WHAT IS NEEDED => The records below are made of lines; count those holding the word "plain" and give the number only.

PROVIDED ENTRIES =>
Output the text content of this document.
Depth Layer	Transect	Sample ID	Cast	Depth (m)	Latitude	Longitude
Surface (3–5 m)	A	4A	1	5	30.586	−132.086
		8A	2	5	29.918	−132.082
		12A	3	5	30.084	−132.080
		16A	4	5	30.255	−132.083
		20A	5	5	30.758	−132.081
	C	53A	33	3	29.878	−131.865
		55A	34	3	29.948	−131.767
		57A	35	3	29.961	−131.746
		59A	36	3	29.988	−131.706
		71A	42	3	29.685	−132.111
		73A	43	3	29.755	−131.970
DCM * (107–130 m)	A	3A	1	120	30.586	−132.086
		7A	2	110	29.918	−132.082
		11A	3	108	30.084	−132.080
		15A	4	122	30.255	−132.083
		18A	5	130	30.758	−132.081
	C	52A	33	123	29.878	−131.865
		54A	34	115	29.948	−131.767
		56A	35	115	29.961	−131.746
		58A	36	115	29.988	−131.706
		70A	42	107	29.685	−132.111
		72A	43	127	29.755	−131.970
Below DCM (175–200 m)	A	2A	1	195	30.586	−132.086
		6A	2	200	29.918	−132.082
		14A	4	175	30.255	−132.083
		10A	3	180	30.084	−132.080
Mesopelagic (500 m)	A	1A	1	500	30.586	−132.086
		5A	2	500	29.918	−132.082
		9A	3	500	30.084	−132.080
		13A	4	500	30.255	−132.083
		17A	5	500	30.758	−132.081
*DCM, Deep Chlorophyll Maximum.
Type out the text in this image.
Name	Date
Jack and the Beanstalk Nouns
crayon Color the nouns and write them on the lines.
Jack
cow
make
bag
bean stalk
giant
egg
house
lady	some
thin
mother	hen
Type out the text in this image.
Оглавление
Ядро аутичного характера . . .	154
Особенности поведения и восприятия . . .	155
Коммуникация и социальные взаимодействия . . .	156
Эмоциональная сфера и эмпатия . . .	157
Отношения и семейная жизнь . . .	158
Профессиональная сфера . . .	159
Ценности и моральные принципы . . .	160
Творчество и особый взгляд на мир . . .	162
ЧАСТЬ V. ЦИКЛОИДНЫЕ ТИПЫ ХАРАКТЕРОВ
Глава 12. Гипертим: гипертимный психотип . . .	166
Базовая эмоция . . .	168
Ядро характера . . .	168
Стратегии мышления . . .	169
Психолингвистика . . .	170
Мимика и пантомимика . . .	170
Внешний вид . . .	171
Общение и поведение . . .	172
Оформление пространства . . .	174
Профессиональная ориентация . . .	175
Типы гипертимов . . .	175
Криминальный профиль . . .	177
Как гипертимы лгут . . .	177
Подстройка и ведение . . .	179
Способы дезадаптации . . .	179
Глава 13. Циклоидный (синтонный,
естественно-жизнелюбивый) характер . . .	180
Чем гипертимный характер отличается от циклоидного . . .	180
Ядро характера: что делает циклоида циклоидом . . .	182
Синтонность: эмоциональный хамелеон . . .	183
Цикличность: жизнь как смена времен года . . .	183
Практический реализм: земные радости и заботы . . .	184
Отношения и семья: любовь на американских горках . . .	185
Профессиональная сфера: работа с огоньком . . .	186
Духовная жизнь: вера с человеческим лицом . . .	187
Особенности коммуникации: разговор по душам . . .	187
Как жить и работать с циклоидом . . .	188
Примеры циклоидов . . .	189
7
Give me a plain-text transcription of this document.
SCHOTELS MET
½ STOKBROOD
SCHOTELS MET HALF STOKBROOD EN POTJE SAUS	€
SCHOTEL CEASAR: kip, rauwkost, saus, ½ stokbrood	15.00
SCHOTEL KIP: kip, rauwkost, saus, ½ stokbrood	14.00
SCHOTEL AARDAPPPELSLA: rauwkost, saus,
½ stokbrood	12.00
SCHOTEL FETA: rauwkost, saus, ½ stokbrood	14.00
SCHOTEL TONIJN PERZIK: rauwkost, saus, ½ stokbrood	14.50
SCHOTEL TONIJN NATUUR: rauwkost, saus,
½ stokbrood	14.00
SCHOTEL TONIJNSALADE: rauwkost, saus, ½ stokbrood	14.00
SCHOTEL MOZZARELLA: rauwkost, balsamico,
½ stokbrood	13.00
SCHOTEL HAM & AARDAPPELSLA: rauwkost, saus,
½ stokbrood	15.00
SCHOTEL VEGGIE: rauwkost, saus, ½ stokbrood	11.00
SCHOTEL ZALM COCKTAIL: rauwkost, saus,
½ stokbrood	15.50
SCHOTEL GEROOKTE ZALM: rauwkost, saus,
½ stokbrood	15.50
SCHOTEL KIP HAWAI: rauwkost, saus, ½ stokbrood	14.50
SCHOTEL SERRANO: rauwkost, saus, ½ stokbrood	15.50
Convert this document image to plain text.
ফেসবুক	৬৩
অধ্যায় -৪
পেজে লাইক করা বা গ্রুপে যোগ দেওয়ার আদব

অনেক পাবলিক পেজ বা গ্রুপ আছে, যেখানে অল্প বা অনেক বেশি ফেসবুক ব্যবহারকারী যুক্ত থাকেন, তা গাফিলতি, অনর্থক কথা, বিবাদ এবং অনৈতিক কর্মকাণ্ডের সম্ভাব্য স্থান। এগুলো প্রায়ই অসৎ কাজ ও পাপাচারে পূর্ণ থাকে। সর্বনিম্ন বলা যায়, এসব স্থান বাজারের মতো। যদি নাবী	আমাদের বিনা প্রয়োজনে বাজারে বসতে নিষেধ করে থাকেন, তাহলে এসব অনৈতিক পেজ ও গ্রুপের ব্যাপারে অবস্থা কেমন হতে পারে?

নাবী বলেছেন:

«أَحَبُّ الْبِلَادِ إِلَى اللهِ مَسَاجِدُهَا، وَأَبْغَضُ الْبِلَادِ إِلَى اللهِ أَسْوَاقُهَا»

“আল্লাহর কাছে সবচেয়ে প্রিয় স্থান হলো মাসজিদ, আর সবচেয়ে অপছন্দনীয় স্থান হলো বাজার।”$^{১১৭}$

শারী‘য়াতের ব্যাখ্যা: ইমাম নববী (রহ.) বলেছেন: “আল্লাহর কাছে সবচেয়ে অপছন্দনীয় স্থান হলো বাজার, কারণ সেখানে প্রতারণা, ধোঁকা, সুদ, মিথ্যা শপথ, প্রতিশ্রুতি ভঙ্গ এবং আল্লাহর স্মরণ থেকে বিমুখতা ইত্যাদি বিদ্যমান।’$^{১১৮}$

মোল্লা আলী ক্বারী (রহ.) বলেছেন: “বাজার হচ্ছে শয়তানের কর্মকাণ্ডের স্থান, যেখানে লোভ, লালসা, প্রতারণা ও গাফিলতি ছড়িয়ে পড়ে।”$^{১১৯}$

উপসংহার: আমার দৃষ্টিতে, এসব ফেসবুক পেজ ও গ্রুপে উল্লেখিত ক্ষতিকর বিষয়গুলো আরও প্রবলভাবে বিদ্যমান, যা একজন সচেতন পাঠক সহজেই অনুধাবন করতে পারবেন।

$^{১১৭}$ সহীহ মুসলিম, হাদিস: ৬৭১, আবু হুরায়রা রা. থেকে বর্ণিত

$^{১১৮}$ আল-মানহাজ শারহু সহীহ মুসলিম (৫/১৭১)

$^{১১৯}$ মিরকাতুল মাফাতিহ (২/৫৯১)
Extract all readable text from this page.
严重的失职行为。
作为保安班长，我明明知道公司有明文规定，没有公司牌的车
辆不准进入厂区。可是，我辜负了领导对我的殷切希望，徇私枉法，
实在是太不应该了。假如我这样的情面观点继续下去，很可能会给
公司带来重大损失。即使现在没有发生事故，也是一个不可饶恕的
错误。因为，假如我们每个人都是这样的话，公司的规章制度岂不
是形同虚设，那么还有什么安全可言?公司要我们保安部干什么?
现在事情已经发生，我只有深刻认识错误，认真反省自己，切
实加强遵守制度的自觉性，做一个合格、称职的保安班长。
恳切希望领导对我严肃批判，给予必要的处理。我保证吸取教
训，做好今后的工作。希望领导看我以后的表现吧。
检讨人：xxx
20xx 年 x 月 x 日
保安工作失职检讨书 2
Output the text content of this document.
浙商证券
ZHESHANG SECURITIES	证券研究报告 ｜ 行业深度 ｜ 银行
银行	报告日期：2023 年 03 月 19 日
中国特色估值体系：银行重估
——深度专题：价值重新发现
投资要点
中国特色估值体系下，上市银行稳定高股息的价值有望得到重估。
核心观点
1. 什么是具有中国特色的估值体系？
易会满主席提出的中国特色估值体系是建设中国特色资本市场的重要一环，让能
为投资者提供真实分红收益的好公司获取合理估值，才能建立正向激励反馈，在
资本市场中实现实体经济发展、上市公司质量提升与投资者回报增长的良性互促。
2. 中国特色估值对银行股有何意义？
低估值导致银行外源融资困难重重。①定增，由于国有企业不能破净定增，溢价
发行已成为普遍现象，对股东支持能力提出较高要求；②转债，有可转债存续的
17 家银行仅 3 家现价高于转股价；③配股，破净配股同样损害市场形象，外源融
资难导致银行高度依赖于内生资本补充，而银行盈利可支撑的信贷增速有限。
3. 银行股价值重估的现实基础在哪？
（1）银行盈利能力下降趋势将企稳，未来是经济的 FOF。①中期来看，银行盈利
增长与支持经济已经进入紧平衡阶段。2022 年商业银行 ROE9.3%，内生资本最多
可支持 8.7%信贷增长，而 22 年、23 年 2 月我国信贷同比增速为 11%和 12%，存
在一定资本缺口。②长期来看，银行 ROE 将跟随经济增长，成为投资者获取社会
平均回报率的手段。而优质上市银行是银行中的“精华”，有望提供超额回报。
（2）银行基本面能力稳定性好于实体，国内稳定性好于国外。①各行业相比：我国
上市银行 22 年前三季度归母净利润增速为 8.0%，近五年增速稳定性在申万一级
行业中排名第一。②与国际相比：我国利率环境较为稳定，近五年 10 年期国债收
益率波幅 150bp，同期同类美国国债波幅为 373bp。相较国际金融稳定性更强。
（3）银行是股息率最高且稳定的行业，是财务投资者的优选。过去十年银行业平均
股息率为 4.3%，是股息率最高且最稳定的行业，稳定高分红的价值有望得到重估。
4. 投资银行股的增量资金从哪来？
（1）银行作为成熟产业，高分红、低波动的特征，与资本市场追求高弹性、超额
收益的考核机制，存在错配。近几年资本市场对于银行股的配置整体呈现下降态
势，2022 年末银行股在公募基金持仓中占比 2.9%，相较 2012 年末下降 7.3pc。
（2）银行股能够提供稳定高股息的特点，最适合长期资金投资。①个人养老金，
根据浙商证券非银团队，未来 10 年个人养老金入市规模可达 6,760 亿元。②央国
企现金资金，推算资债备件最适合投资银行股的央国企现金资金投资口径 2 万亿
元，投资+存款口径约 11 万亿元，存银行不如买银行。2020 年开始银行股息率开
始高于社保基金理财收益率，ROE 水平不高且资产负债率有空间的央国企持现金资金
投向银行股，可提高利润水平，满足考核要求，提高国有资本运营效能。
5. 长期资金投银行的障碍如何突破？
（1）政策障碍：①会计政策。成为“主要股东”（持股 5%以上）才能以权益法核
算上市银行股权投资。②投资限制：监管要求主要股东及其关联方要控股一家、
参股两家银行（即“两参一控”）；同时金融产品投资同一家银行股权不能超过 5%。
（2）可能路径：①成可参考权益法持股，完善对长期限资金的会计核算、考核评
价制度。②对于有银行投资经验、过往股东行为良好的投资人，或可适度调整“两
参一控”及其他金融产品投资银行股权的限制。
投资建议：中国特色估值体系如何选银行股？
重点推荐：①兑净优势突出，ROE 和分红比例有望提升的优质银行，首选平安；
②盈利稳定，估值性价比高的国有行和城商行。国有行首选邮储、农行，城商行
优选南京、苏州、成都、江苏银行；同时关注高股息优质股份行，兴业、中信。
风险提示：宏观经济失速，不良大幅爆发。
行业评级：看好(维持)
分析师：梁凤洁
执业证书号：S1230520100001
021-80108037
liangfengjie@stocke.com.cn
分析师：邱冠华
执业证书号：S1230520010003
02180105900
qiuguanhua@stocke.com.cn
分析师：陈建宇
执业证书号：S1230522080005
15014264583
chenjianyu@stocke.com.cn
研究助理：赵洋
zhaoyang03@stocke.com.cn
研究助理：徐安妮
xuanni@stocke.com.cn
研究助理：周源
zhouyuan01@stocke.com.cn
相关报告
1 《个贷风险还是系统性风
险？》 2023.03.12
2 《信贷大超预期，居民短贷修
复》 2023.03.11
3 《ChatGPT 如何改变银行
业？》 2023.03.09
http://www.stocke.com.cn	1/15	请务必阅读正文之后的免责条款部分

RESULT BELOW => 2